__EXCERPTED DATA__
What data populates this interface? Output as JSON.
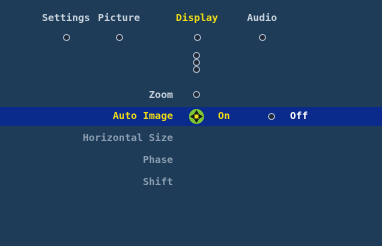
{
  "tabs": [
    {
      "label": "Settings",
      "active": false
    },
    {
      "label": "Picture",
      "active": false
    },
    {
      "label": "Display",
      "active": true
    },
    {
      "label": "Audio",
      "active": false
    }
  ],
  "menu": {
    "zoom": "Zoom",
    "auto_image": "Auto Image",
    "horizontal_size": "Horizontal Size",
    "phase": "Phase",
    "shift": "Shift"
  },
  "auto_image_options": {
    "on": "On",
    "off": "Off",
    "selected": "On"
  },
  "colors": {
    "background": "#1e3c58",
    "highlight": "#0a2a8c",
    "active_tab": "#f0dc14",
    "selector": "#7ec832"
  }
}
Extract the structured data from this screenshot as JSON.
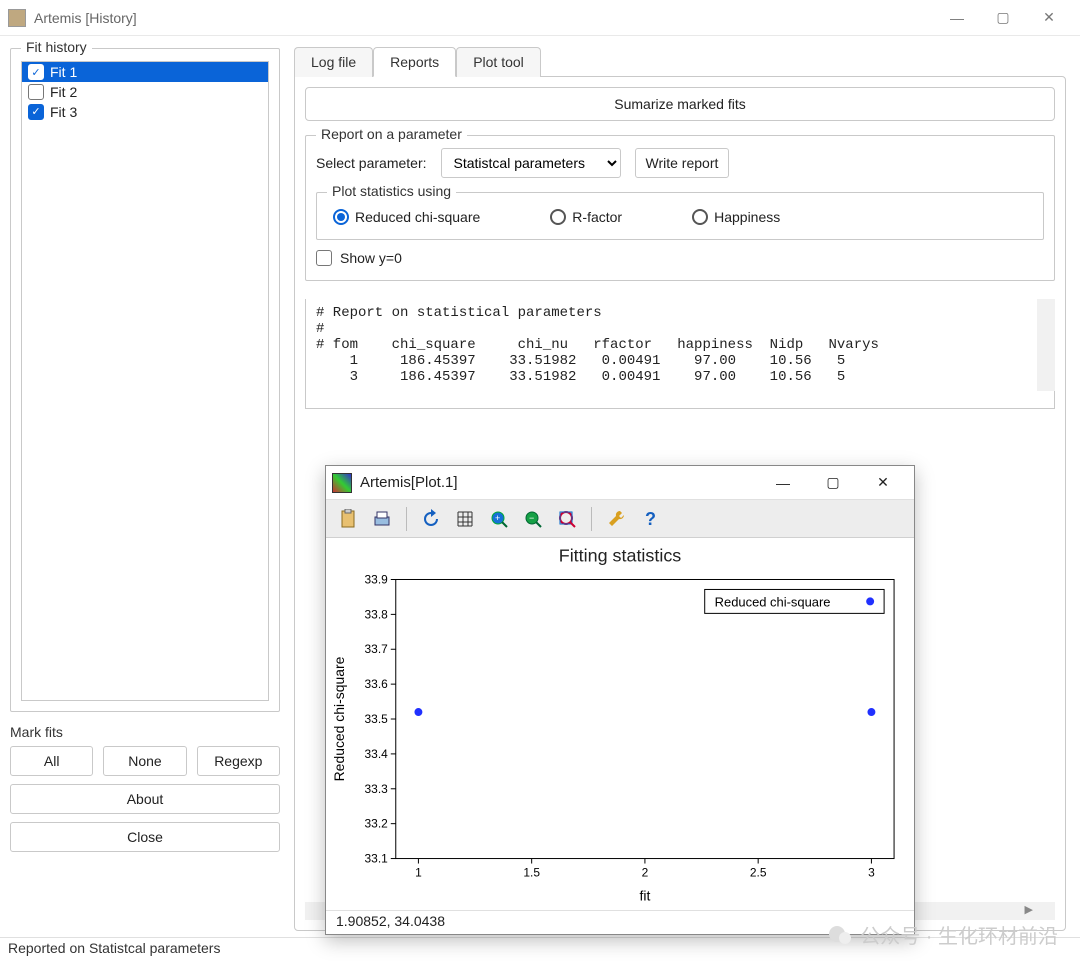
{
  "window": {
    "title": "Artemis [History]",
    "minimize_icon": "—",
    "maximize_icon": "▢",
    "close_icon": "✕"
  },
  "sidebar": {
    "fit_history_legend": "Fit history",
    "items": [
      {
        "label": "Fit 1",
        "checked": true,
        "selected": true
      },
      {
        "label": "Fit 2",
        "checked": false,
        "selected": false
      },
      {
        "label": "Fit 3",
        "checked": true,
        "selected": false
      }
    ],
    "mark_fits_legend": "Mark fits",
    "all_label": "All",
    "none_label": "None",
    "regexp_label": "Regexp",
    "about_label": "About",
    "close_label": "Close"
  },
  "tabs": {
    "log_file": "Log file",
    "reports": "Reports",
    "plot_tool": "Plot tool"
  },
  "reports": {
    "summarize_label": "Sumarize marked fits",
    "group_legend": "Report on a parameter",
    "select_label": "Select parameter:",
    "select_value": "Statistcal parameters",
    "write_report_label": "Write report",
    "plot_group_legend": "Plot statistics using",
    "radio_reduced": "Reduced chi-square",
    "radio_rfactor": "R-factor",
    "radio_happiness": "Happiness",
    "show_y0": "Show y=0",
    "text_header1": "# Report on statistical parameters",
    "text_header2": "#",
    "text_columns": "# fom    chi_square     chi_nu   rfactor   happiness  Nidp   Nvarys",
    "rows": [
      "    1     186.45397    33.51982   0.00491    97.00    10.56   5",
      "    3     186.45397    33.51982   0.00491    97.00    10.56   5"
    ]
  },
  "plot_window": {
    "title": "Artemis[Plot.1]",
    "status": "1.90852,  34.0438",
    "toolbar_icons": [
      "clipboard-icon",
      "print-icon",
      "refresh-icon",
      "grid-icon",
      "zoom-in-icon",
      "zoom-out-icon",
      "zoom-region-icon",
      "wrench-icon",
      "help-icon"
    ]
  },
  "chart_data": {
    "type": "scatter",
    "title": "Fitting statistics",
    "xlabel": "fit",
    "ylabel": "Reduced chi-square",
    "x_ticks": [
      1,
      1.5,
      2,
      2.5,
      3
    ],
    "y_ticks": [
      33.1,
      33.2,
      33.3,
      33.4,
      33.5,
      33.6,
      33.7,
      33.8,
      33.9
    ],
    "xlim": [
      0.9,
      3.1
    ],
    "ylim": [
      33.1,
      33.9
    ],
    "legend": [
      "Reduced chi-square"
    ],
    "legend_position": "top-right",
    "series": [
      {
        "name": "Reduced chi-square",
        "x": [
          1,
          3
        ],
        "y": [
          33.52,
          33.52
        ],
        "color": "#2030ff"
      }
    ]
  },
  "status": "Reported on Statistcal parameters",
  "watermark": "公众号 · 生化环材前沿"
}
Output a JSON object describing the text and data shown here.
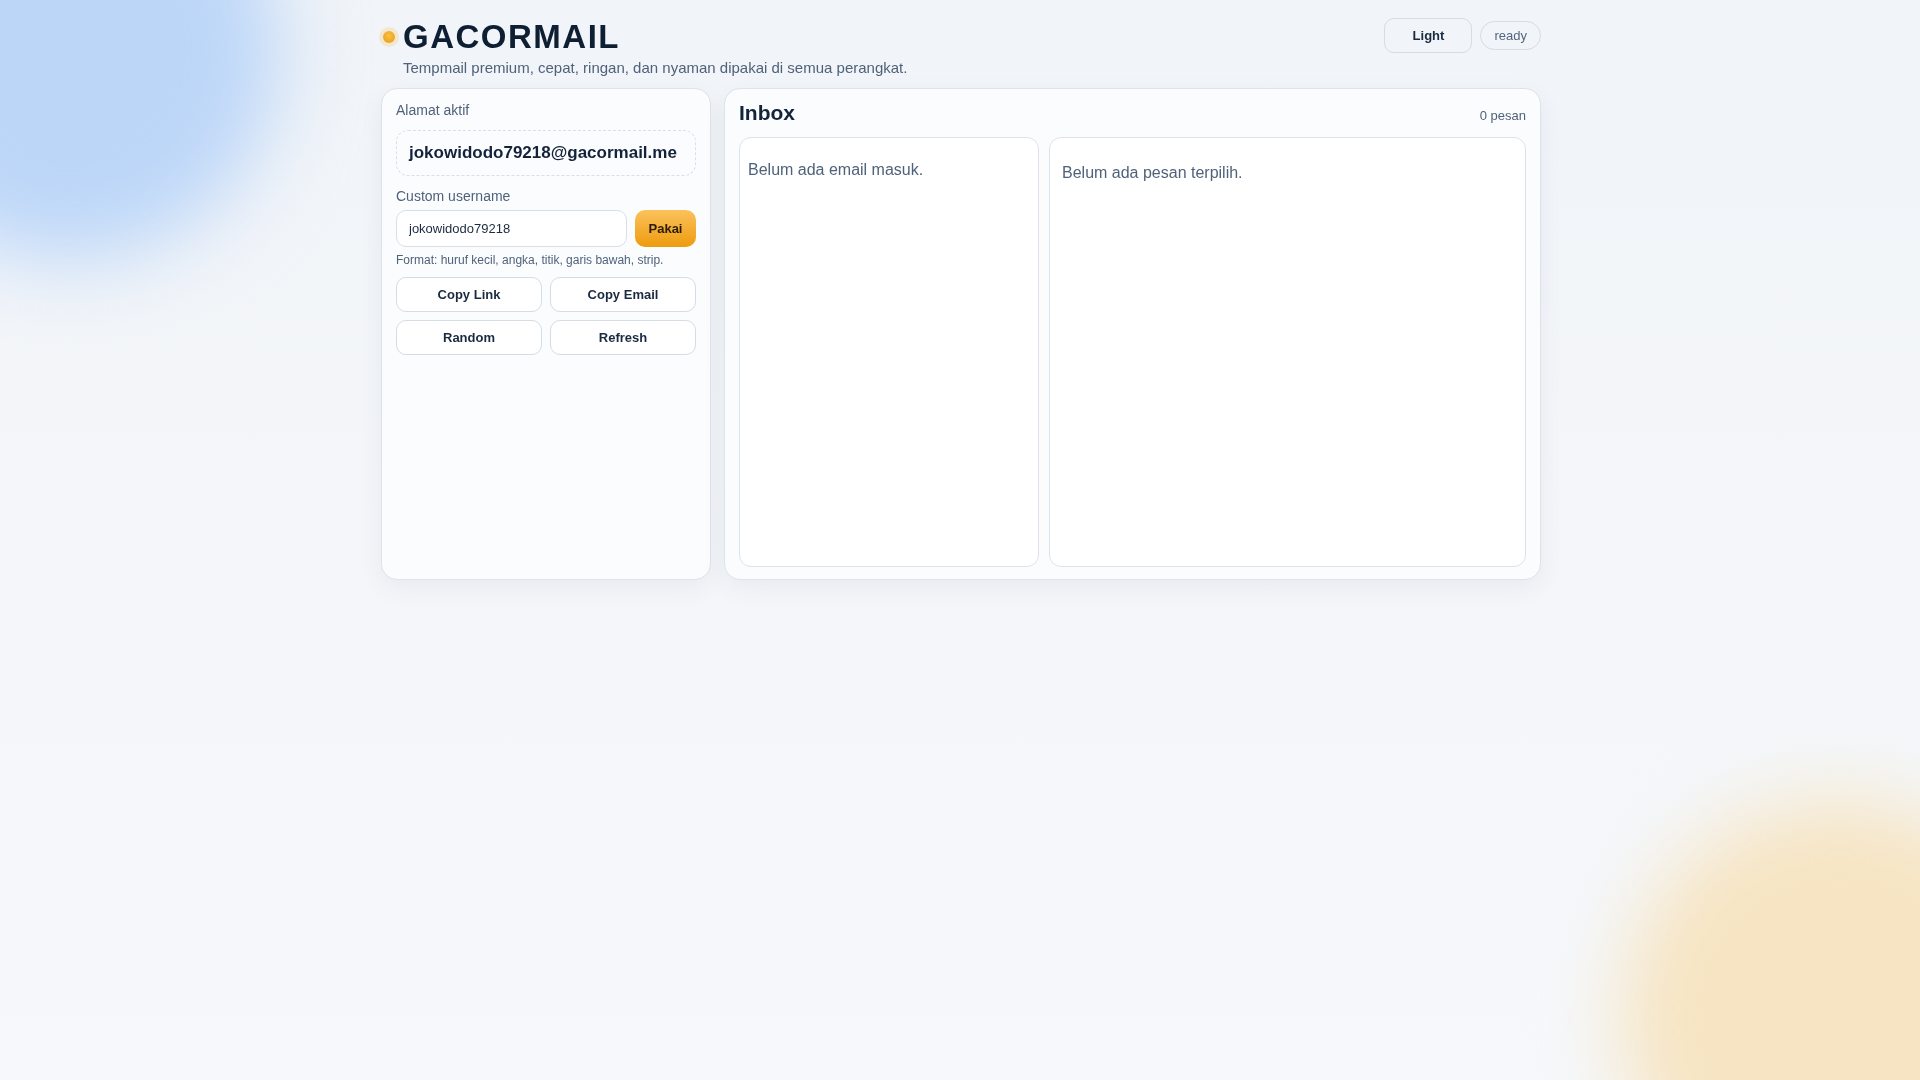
{
  "brand": {
    "title": "GACORMAIL",
    "tagline": "Tempmail premium, cepat, ringan, dan nyaman dipakai di semua perangkat."
  },
  "theme_button": "Light",
  "status": "ready",
  "address_panel": {
    "label": "Alamat aktif",
    "address": "jokowidodo79218@gacormail.me",
    "username_label": "Custom username",
    "username_value": "jokowidodo79218",
    "apply_button": "Pakai",
    "hint": "Format: huruf kecil, angka, titik, garis bawah, strip.",
    "actions": [
      "Copy Link",
      "Copy Email",
      "Random",
      "Refresh"
    ]
  },
  "inbox": {
    "title": "Inbox",
    "count": "0 pesan",
    "list_empty": "Belum ada email masuk.",
    "detail_empty": "Belum ada pesan terpilih."
  }
}
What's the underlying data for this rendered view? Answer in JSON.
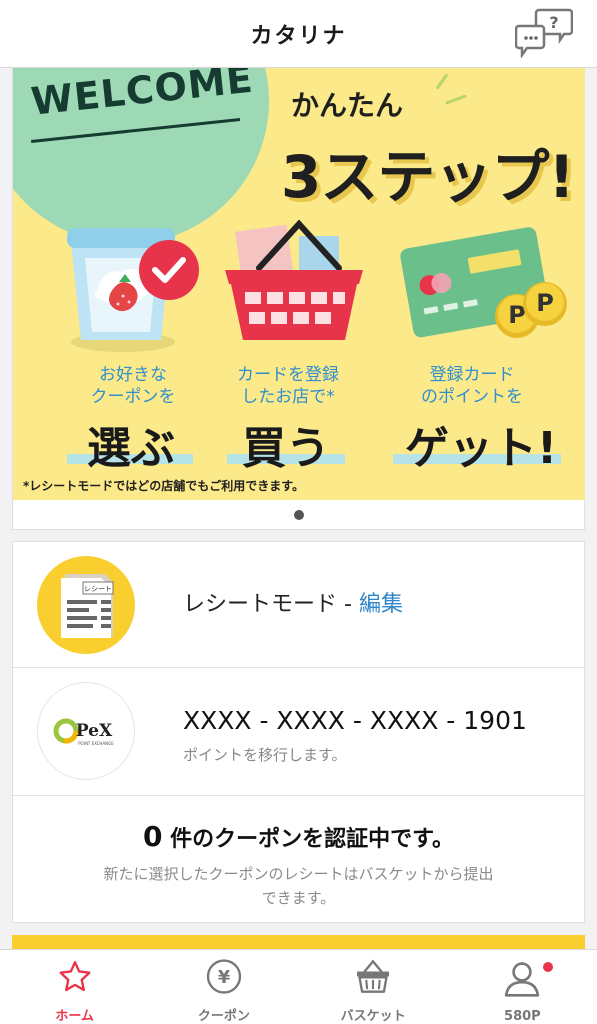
{
  "header": {
    "title": "カタリナ",
    "help_icon": "chat-question-icon"
  },
  "banner": {
    "welcome": "WELCOME",
    "kantan": "かんたん",
    "steps_title": "3ステップ!",
    "steps": [
      {
        "caption_1": "お好きな",
        "caption_2": "クーポンを",
        "big": "選ぶ",
        "icon": "coupon-cup-icon"
      },
      {
        "caption_1": "カードを登録",
        "caption_2": "したお店で*",
        "big": "買う",
        "icon": "basket-icon"
      },
      {
        "caption_1": "登録カード",
        "caption_2": "のポイントを",
        "big": "ゲット!",
        "icon": "card-points-icon"
      }
    ],
    "note": "*レシートモードではどの店舗でもご利用できます。",
    "receipt_mini_label": "レシート",
    "pex_logo": "PeX",
    "pex_logo_sub": "POINT EXCHANGE"
  },
  "receipt_mode": {
    "label": "レシートモード - ",
    "edit": "編集"
  },
  "pex": {
    "card_number": "XXXX - XXXX - XXXX - 1901",
    "sub": "ポイントを移行します。"
  },
  "coupon_status": {
    "count": "0",
    "main": " 件のクーポンを認証中です。",
    "sub": "新たに選択したクーポンのレシートはバスケットから提出できます。"
  },
  "tabs": [
    {
      "label": "ホーム",
      "icon": "star-icon",
      "active": true
    },
    {
      "label": "クーポン",
      "icon": "yen-coin-icon",
      "active": false
    },
    {
      "label": "バスケット",
      "icon": "basket-icon",
      "active": false
    },
    {
      "label": "580P",
      "icon": "user-icon",
      "active": false
    }
  ],
  "colors": {
    "accent": "#e8344a",
    "banner_bg": "#fbe98a",
    "link": "#2f86c9",
    "yellow": "#f8cf2e"
  }
}
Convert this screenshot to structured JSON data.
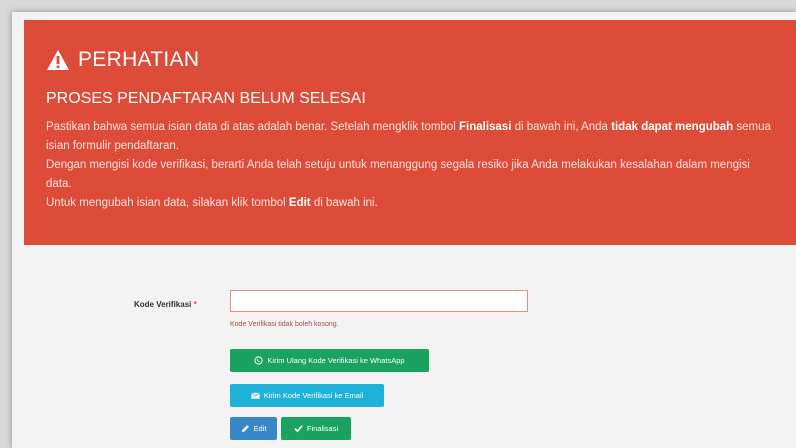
{
  "alert": {
    "title": "PERHATIAN",
    "subtitle": "PROSES PENDAFTARAN BELUM SELESAI",
    "p1_pre": "Pastikan bahwa semua isian data di atas adalah benar. Setelah mengklik tombol ",
    "p1_bold1": "Finalisasi",
    "p1_mid": " di bawah ini, Anda ",
    "p1_bold2": "tidak dapat mengubah",
    "p1_post": " semua isian formulir pendaftaran.",
    "p2": "Dengan mengisi kode verifikasi, berarti Anda telah setuju untuk menanggung segala resiko jika Anda melakukan kesalahan dalam mengisi data.",
    "p3_pre": "Untuk mengubah isian data, silakan klik tombol ",
    "p3_bold": "Edit",
    "p3_post": " di bawah ini."
  },
  "form": {
    "label": "Kode Verifikasi",
    "required_mark": "*",
    "input_value": "",
    "help_text": "Kode Verifikasi tidak boleh kosong."
  },
  "buttons": {
    "whatsapp": "Kirim Ulang Kode Verifikasi ke WhatsApp",
    "email": "Kirim Kode Verifikasi ke Email",
    "edit": "Edit",
    "finalisasi": "Finalisasi"
  },
  "colors": {
    "alert_bg": "#dd4b39",
    "success": "#1aa260",
    "info": "#1fb2d8",
    "primary": "#3a87c8"
  },
  "icons": {
    "title": "warning-icon",
    "whatsapp": "whatsapp-icon",
    "email": "envelope-icon",
    "edit": "pencil-icon",
    "finalisasi": "check-icon"
  }
}
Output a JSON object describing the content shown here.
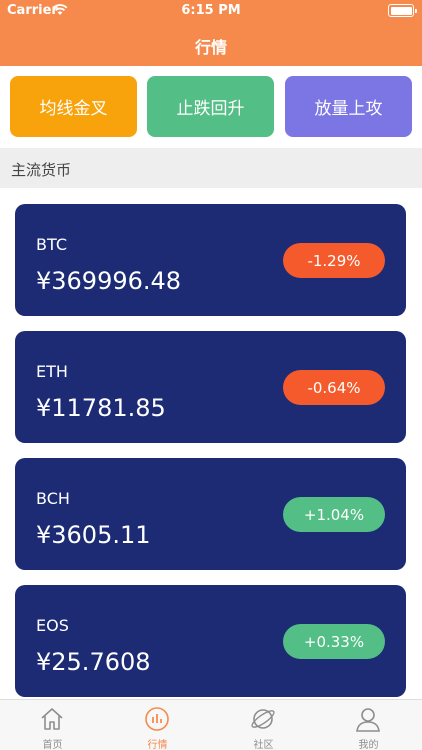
{
  "status": {
    "carrier": "Carrier",
    "time": "6:15 PM"
  },
  "nav": {
    "title": "行情"
  },
  "strategies": [
    {
      "label": "均线金叉",
      "color": "#f8a30b"
    },
    {
      "label": "止跌回升",
      "color": "#53be85"
    },
    {
      "label": "放量上攻",
      "color": "#7b76e3"
    }
  ],
  "section": {
    "title": "主流货币"
  },
  "coins": [
    {
      "name": "BTC",
      "price": "¥369996.48",
      "change": "-1.29%",
      "trend": "down"
    },
    {
      "name": "ETH",
      "price": "¥11781.85",
      "change": "-0.64%",
      "trend": "down"
    },
    {
      "name": "BCH",
      "price": "¥3605.11",
      "change": "+1.04%",
      "trend": "up"
    },
    {
      "name": "EOS",
      "price": "¥25.7608",
      "change": "+0.33%",
      "trend": "up"
    }
  ],
  "colors": {
    "header": "#f58a4c",
    "card": "#1c2b74",
    "down": "#f55a2c",
    "up": "#53be85"
  },
  "tabs": [
    {
      "label": "首页",
      "icon": "home-icon"
    },
    {
      "label": "行情",
      "icon": "chart-icon",
      "active": true
    },
    {
      "label": "社区",
      "icon": "planet-icon"
    },
    {
      "label": "我的",
      "icon": "user-icon"
    }
  ]
}
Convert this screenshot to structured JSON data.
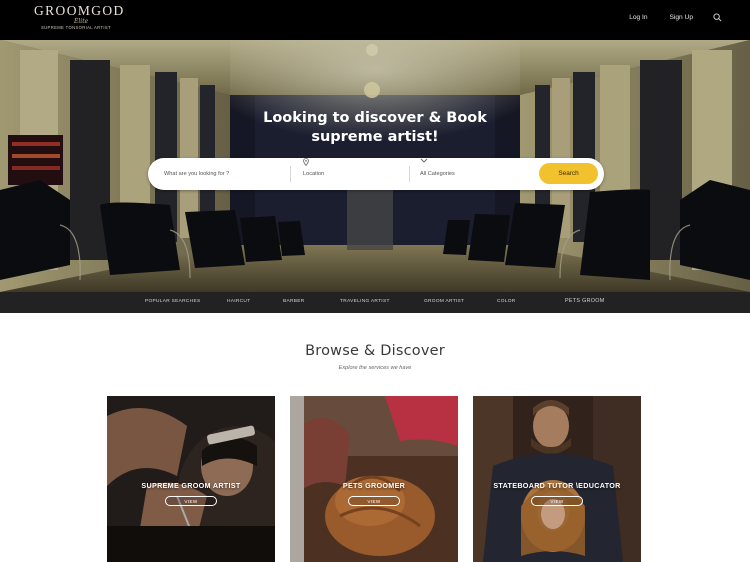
{
  "brand": {
    "name": "GROOMGOD",
    "script": "Elite",
    "tagline": "SUPREME TONSORIAL ARTIST"
  },
  "nav": {
    "login": "Log In",
    "signup": "Sign Up",
    "search_icon": "search-icon"
  },
  "hero": {
    "title_line1": "Looking to discover & Book",
    "title_line2": "supreme artist!"
  },
  "search": {
    "what_placeholder": "What are you looking for ?",
    "location_placeholder": "Location",
    "location_icon": "map-pin-icon",
    "category_value": "All Categories",
    "category_icon": "chevron-down-icon",
    "button_label": "Search"
  },
  "categories": [
    "POPULAR SEARCHES",
    "HAIRCUT",
    "BARBER",
    "TRAVELING ARTIST",
    "GROOM ARTIST",
    "COLOR",
    "PETS GROOM"
  ],
  "browse": {
    "title": "Browse & Discover",
    "subtitle": "Explore the services we have"
  },
  "cards": [
    {
      "title": "SUPREME GROOM ARTIST",
      "button": "VIEW"
    },
    {
      "title": "PETS GROOMER",
      "button": "VIEW"
    },
    {
      "title": "STATEBOARD TUTOR \\EDUCATOR",
      "button": "VIEW"
    }
  ],
  "colors": {
    "header_bg": "#000000",
    "strip_bg": "#222222",
    "accent": "#f2c12e"
  }
}
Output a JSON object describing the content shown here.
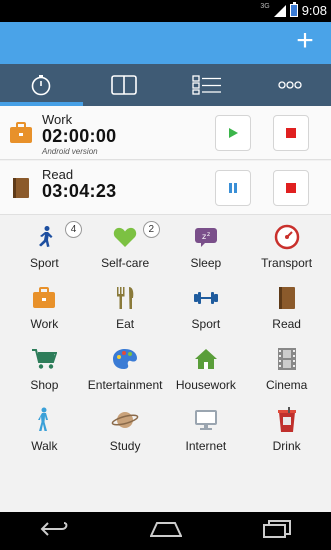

__STATED GOAL__
Look through the entries above; copy every line holding the string "statistics".

__EXPECTED ANSWER__
    "plot_group_legend": "Plot statistics using",
    "title": "Fitting statistics",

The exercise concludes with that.